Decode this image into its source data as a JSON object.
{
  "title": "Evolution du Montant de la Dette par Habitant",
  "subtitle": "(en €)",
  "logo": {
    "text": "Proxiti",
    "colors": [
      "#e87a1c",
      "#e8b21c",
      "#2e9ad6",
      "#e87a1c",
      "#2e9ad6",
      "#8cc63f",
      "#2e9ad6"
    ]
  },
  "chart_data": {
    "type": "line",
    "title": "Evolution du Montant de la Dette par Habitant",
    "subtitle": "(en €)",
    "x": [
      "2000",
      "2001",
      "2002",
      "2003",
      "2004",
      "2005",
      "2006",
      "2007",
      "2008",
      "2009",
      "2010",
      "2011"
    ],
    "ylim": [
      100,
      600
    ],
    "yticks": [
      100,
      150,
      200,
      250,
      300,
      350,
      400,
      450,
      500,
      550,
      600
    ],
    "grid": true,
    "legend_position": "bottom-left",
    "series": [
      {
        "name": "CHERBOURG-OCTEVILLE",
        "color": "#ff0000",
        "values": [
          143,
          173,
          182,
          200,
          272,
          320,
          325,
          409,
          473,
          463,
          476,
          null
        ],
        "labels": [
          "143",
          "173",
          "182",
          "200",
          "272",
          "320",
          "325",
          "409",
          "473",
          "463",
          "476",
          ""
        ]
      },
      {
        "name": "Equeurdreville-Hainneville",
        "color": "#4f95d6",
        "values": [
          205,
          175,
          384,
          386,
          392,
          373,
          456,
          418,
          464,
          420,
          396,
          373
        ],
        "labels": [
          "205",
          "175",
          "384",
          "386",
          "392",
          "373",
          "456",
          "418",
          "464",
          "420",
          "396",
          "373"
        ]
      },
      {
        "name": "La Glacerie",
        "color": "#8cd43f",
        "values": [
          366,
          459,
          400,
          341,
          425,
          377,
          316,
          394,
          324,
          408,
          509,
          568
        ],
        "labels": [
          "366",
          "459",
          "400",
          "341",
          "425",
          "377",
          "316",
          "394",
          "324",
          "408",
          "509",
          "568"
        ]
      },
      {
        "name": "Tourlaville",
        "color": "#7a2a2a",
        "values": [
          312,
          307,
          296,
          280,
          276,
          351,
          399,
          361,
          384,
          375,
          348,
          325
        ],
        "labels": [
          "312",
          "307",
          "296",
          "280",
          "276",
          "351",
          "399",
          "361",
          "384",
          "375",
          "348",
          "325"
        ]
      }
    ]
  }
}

★ ★ ★ ★ ★ ★ ★

— Work to be completed —
Return all lines of the material above in which the word "name" occurs.

— Output for this exercise —
        "name": "CHERBOURG-OCTEVILLE",
        "name": "Equeurdreville-Hainneville",
        "name": "La Glacerie",
        "name": "Tourlaville",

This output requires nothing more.